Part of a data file
☆ ☆ ☆ ☆ ☆ ☆ ☆

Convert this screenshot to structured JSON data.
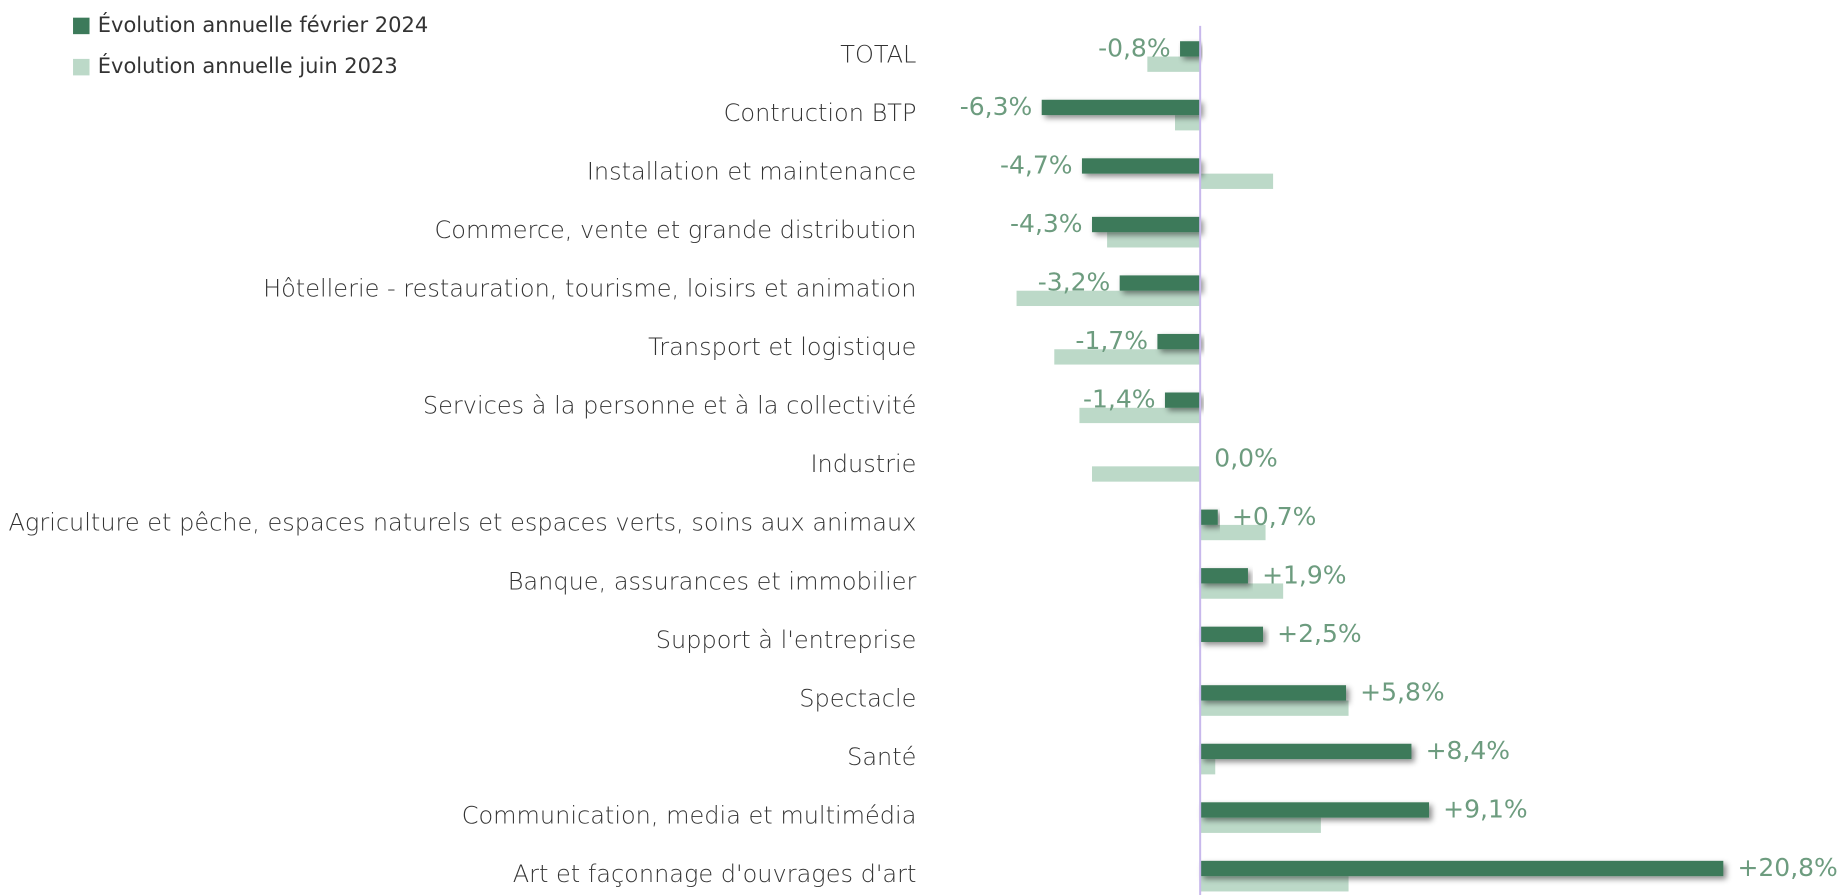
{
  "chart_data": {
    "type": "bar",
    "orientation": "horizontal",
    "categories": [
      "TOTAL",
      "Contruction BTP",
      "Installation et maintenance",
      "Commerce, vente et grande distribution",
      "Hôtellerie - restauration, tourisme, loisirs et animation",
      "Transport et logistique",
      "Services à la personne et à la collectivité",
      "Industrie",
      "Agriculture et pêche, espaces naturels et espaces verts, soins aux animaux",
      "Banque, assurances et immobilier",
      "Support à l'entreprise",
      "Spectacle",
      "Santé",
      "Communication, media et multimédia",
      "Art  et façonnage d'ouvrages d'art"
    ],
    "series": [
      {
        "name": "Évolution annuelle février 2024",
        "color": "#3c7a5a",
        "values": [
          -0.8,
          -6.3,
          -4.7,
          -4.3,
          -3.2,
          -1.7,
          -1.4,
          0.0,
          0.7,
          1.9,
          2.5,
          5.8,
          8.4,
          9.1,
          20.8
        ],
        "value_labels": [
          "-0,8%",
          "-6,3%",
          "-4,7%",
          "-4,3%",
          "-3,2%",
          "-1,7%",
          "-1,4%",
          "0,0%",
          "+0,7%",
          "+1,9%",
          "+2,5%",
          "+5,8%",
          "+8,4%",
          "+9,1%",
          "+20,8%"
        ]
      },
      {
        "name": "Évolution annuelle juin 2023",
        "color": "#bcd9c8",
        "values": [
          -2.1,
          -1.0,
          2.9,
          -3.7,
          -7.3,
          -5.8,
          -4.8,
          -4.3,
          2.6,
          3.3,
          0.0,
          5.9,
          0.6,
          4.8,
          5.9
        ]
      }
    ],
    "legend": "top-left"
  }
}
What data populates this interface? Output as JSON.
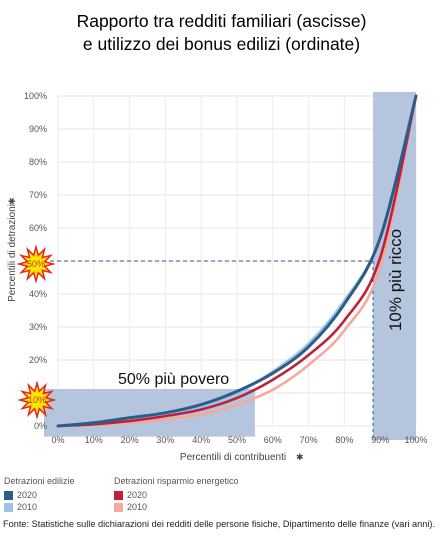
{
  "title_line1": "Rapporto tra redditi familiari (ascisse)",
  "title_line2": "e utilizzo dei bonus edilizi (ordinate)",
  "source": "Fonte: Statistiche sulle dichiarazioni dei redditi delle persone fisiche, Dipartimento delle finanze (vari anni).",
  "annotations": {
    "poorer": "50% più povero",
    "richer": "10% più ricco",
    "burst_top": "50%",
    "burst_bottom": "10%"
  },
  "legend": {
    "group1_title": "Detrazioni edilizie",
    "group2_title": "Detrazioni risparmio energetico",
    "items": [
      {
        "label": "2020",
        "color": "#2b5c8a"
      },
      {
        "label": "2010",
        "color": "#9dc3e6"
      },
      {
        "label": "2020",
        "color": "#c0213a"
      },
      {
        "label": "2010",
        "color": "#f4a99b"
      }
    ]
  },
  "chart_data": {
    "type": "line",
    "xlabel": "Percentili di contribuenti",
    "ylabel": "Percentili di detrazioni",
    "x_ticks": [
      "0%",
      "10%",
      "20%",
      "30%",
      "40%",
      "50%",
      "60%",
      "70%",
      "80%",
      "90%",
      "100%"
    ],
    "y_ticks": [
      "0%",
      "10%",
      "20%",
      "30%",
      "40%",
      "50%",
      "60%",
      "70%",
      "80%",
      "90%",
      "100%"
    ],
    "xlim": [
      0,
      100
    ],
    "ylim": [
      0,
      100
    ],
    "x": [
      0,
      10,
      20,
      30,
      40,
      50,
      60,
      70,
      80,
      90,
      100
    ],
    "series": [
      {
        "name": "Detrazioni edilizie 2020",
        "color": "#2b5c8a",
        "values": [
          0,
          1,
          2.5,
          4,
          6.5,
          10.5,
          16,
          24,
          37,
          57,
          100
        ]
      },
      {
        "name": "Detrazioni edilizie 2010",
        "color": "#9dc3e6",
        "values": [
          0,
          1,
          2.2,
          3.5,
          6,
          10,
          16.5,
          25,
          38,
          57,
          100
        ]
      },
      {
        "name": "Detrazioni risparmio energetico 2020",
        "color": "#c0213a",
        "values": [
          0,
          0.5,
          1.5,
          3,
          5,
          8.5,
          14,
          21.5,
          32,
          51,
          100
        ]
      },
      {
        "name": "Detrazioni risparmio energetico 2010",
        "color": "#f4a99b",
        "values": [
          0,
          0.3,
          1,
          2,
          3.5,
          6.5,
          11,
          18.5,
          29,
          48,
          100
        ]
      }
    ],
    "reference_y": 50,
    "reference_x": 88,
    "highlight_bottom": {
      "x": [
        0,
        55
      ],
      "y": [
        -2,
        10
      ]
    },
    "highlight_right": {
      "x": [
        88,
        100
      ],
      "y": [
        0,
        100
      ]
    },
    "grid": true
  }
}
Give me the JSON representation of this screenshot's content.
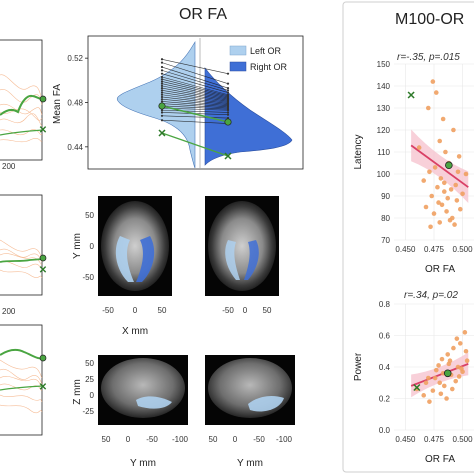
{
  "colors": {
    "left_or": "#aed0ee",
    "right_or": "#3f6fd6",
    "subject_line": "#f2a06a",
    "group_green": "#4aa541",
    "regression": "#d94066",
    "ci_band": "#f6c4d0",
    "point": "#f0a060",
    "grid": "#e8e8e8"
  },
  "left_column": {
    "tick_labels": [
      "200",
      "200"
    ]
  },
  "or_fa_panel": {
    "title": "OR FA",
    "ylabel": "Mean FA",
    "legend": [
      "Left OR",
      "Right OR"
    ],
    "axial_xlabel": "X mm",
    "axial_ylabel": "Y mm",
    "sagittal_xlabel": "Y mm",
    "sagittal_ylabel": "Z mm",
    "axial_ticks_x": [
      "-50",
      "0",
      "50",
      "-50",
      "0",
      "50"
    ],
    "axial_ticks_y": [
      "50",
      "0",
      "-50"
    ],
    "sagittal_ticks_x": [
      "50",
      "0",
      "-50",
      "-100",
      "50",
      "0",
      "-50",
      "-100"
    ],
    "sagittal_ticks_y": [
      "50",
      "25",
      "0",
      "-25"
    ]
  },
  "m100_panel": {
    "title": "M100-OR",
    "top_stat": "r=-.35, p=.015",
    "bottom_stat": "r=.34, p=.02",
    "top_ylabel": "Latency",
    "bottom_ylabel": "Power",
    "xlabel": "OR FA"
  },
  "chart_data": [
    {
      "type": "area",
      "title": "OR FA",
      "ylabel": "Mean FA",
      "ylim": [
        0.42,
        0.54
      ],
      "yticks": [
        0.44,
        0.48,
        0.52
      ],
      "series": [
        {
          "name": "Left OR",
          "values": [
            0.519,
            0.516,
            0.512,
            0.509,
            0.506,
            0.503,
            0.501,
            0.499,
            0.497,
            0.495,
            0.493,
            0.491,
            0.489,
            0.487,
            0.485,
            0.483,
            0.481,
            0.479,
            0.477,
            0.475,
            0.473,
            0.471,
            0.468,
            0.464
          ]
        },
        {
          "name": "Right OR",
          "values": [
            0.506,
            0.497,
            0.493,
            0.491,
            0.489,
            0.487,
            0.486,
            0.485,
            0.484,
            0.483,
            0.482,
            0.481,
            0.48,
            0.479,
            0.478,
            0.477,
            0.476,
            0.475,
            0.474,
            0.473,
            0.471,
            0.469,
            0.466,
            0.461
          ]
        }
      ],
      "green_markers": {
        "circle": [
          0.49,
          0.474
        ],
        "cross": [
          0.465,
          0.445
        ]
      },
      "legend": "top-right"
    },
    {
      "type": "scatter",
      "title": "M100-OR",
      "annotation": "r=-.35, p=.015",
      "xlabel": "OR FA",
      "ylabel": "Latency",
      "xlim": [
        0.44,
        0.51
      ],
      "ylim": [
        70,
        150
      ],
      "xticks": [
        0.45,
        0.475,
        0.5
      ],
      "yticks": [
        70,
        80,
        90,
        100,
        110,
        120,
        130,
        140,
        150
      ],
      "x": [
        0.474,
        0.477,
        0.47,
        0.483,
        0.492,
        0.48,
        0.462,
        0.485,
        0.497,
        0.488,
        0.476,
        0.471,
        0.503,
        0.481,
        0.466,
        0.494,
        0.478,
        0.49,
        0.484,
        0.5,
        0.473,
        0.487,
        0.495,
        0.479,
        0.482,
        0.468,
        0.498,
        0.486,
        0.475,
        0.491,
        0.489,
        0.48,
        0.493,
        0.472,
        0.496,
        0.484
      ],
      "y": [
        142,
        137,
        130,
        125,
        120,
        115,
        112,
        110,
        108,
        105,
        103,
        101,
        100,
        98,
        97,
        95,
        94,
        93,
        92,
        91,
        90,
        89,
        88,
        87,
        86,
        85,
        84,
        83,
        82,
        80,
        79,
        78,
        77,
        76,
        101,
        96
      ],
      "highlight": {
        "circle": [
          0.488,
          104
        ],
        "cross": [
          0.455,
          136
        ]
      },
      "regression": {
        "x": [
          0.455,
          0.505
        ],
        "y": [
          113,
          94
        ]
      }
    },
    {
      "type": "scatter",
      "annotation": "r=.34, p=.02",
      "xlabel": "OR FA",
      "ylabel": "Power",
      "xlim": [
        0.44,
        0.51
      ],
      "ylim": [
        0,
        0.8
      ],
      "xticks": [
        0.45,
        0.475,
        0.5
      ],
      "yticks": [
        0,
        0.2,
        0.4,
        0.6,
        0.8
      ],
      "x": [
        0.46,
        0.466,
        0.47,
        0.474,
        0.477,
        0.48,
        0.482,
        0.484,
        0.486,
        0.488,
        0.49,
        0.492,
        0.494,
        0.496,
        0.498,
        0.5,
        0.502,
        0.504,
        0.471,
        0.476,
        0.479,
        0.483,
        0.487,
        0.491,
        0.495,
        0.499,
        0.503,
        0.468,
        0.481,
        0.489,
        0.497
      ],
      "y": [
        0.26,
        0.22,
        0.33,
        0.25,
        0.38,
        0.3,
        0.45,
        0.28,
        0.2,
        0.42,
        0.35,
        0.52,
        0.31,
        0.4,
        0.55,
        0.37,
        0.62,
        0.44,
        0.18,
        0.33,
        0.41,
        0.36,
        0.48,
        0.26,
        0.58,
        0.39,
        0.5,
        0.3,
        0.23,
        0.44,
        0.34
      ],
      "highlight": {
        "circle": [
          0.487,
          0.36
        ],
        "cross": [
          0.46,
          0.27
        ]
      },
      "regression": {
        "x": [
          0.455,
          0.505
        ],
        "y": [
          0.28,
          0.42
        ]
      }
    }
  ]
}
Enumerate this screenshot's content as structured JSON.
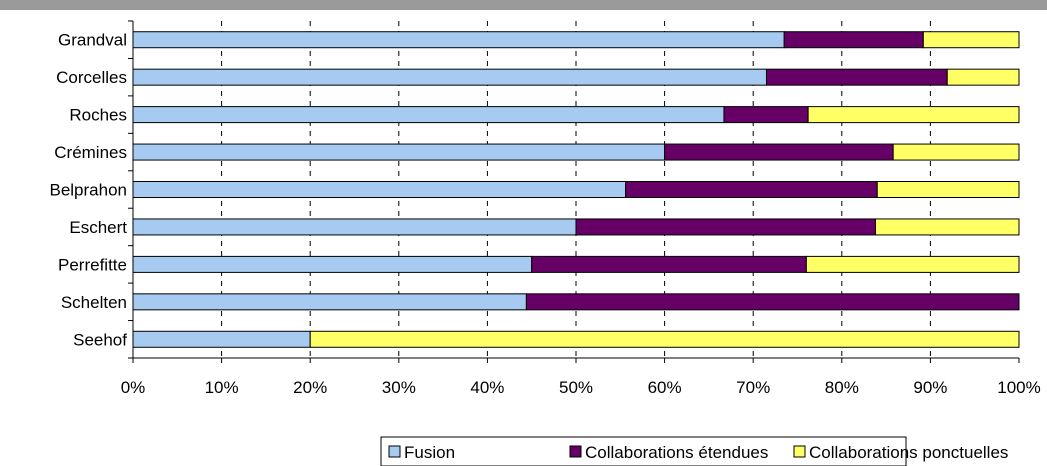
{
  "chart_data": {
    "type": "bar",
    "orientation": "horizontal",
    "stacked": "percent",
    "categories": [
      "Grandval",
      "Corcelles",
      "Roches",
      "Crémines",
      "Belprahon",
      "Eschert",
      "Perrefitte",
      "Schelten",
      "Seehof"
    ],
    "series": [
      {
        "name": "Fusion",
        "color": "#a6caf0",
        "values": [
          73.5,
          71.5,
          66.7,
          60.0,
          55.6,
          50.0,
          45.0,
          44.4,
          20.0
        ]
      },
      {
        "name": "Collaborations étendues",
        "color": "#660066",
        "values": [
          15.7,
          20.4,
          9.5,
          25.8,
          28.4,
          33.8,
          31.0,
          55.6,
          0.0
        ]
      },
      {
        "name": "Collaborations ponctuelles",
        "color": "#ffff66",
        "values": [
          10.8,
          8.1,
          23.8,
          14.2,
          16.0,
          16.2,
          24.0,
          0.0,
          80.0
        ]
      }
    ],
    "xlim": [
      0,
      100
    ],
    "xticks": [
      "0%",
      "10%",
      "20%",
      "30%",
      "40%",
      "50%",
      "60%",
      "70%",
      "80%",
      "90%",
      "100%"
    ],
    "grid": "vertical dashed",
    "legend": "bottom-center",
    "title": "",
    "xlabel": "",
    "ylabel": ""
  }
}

☆ ☆ ☆ ☆ ☆ ☆ ☆

Extract every line above that contains the word "JSON".

### Correct answer:
Convert this screenshot to structured JSON data.
What data populates this interface? Output as JSON.
Give me the JSON representation of this screenshot's content.
Enumerate this screenshot's content as structured JSON.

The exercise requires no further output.